**WHAT TO WORK ON**.
Give the number of lines in this listing that contain the word "color", and nothing else.
- - - - - - -
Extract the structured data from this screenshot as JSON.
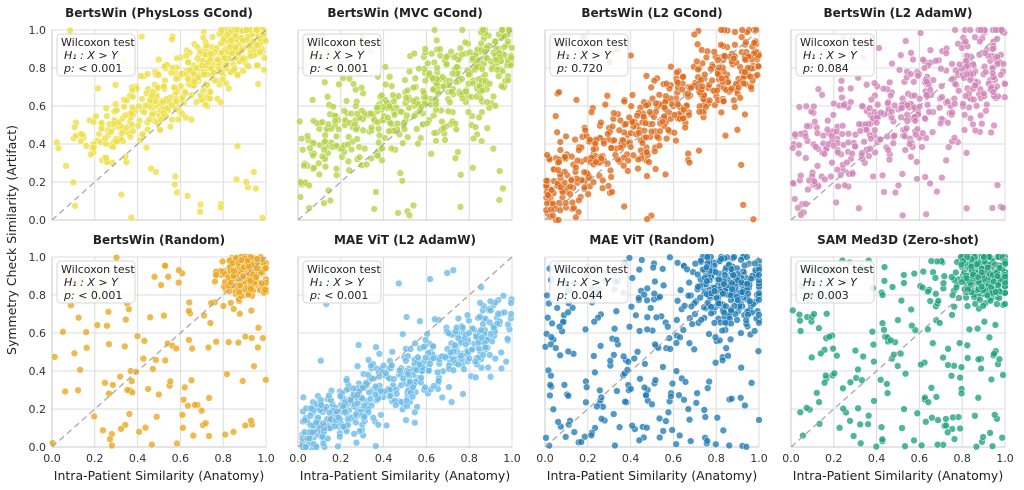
{
  "figure": {
    "xlabel": "Intra-Patient Similarity (Anatomy)",
    "ylabel": "Symmetry Check Similarity (Artifact)",
    "annotation_title": "Wilcoxon test",
    "hypothesis": "H₁ : X > Y",
    "p_label": "p:"
  },
  "chart_data": [
    {
      "type": "scatter",
      "title": "BertsWin (PhysLoss GCond)",
      "color": "#ecdf43",
      "p_value": "< 0.001",
      "n": 500,
      "xlim": [
        0,
        1
      ],
      "ylim": [
        0,
        1
      ],
      "xticks": [
        "0.0",
        "0.2",
        "0.4",
        "0.6",
        "0.8",
        "1.0"
      ],
      "yticks": [
        "0.0",
        "0.2",
        "0.4",
        "0.6",
        "0.8",
        "1.0"
      ],
      "gen": {
        "mode": "band",
        "xmin": 0.05,
        "xmax": 1.0,
        "xskew": 0.55,
        "slope": 0.7,
        "intercept": 0.29,
        "sd": 0.09,
        "noise": 0.08,
        "seed": 11
      }
    },
    {
      "type": "scatter",
      "title": "BertsWin (MVC GCond)",
      "color": "#b5d245",
      "p_value": "< 0.001",
      "n": 500,
      "xlim": [
        0,
        1
      ],
      "ylim": [
        0,
        1
      ],
      "xticks": [
        "0.0",
        "0.2",
        "0.4",
        "0.6",
        "0.8",
        "1.0"
      ],
      "yticks": [
        "0.0",
        "0.2",
        "0.4",
        "0.6",
        "0.8",
        "1.0"
      ],
      "gen": {
        "mode": "band",
        "xmin": 0.0,
        "xmax": 1.0,
        "xskew": 0.7,
        "slope": 0.55,
        "intercept": 0.33,
        "sd": 0.12,
        "noise": 0.1,
        "seed": 23
      }
    },
    {
      "type": "scatter",
      "title": "BertsWin (L2 GCond)",
      "color": "#de6a1b",
      "p_value": "0.720",
      "n": 500,
      "xlim": [
        0,
        1
      ],
      "ylim": [
        0,
        1
      ],
      "xticks": [
        "0.0",
        "0.2",
        "0.4",
        "0.6",
        "0.8",
        "1.0"
      ],
      "yticks": [
        "0.0",
        "0.2",
        "0.4",
        "0.6",
        "0.8",
        "1.0"
      ],
      "gen": {
        "mode": "band",
        "xmin": 0.0,
        "xmax": 1.0,
        "xskew": 1.0,
        "slope": 0.75,
        "intercept": 0.15,
        "sd": 0.12,
        "noise": 0.06,
        "seed": 37
      }
    },
    {
      "type": "scatter",
      "title": "BertsWin (L2 AdamW)",
      "color": "#d183b6",
      "p_value": "0.084",
      "n": 450,
      "xlim": [
        0,
        1
      ],
      "ylim": [
        0,
        1
      ],
      "xticks": [
        "0.0",
        "0.2",
        "0.4",
        "0.6",
        "0.8",
        "1.0"
      ],
      "yticks": [
        "0.0",
        "0.2",
        "0.4",
        "0.6",
        "0.8",
        "1.0"
      ],
      "gen": {
        "mode": "band",
        "xmin": 0.0,
        "xmax": 1.0,
        "xskew": 0.85,
        "slope": 0.55,
        "intercept": 0.28,
        "sd": 0.14,
        "noise": 0.12,
        "seed": 53
      }
    },
    {
      "type": "scatter",
      "title": "BertsWin (Random)",
      "color": "#e9a71f",
      "p_value": "< 0.001",
      "n": 380,
      "xlim": [
        0,
        1
      ],
      "ylim": [
        0,
        1
      ],
      "xticks": [
        "0.0",
        "0.2",
        "0.4",
        "0.6",
        "0.8",
        "1.0"
      ],
      "yticks": [
        "0.0",
        "0.2",
        "0.4",
        "0.6",
        "0.8",
        "1.0"
      ],
      "gen": {
        "mode": "cluster",
        "cx": 0.9,
        "cy": 0.9,
        "spread": 0.055,
        "frac": 0.62,
        "seed": 71
      }
    },
    {
      "type": "scatter",
      "title": "MAE ViT (L2 AdamW)",
      "color": "#6bbbe8",
      "p_value": "< 0.001",
      "n": 550,
      "xlim": [
        0,
        1
      ],
      "ylim": [
        0,
        1
      ],
      "xticks": [
        "0.0",
        "0.2",
        "0.4",
        "0.6",
        "0.8",
        "1.0"
      ],
      "yticks": [
        "0.0",
        "0.2",
        "0.4",
        "0.6",
        "0.8",
        "1.0"
      ],
      "gen": {
        "mode": "band",
        "xmin": 0.02,
        "xmax": 1.0,
        "xskew": 1.15,
        "slope": 0.6,
        "intercept": 0.06,
        "sd": 0.09,
        "noise": 0.03,
        "seed": 89
      }
    },
    {
      "type": "scatter",
      "title": "MAE ViT (Random)",
      "color": "#1f7bb5",
      "p_value": "0.044",
      "n": 500,
      "xlim": [
        0,
        1
      ],
      "ylim": [
        0,
        1
      ],
      "xticks": [
        "0.0",
        "0.2",
        "0.4",
        "0.6",
        "0.8",
        "1.0"
      ],
      "yticks": [
        "0.0",
        "0.2",
        "0.4",
        "0.6",
        "0.8",
        "1.0"
      ],
      "gen": {
        "mode": "cluster",
        "cx": 0.85,
        "cy": 0.84,
        "spread": 0.09,
        "frac": 0.45,
        "seed": 97
      }
    },
    {
      "type": "scatter",
      "title": "SAM Med3D (Zero-shot)",
      "color": "#1ea17c",
      "p_value": "0.003",
      "n": 480,
      "xlim": [
        0,
        1
      ],
      "ylim": [
        0,
        1
      ],
      "xticks": [
        "0.0",
        "0.2",
        "0.4",
        "0.6",
        "0.8",
        "1.0"
      ],
      "yticks": [
        "0.0",
        "0.2",
        "0.4",
        "0.6",
        "0.8",
        "1.0"
      ],
      "gen": {
        "mode": "cluster",
        "cx": 0.9,
        "cy": 0.9,
        "spread": 0.07,
        "frac": 0.55,
        "seed": 113
      }
    }
  ]
}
- - - - - - -
**REPLY TO THE TASK**.
8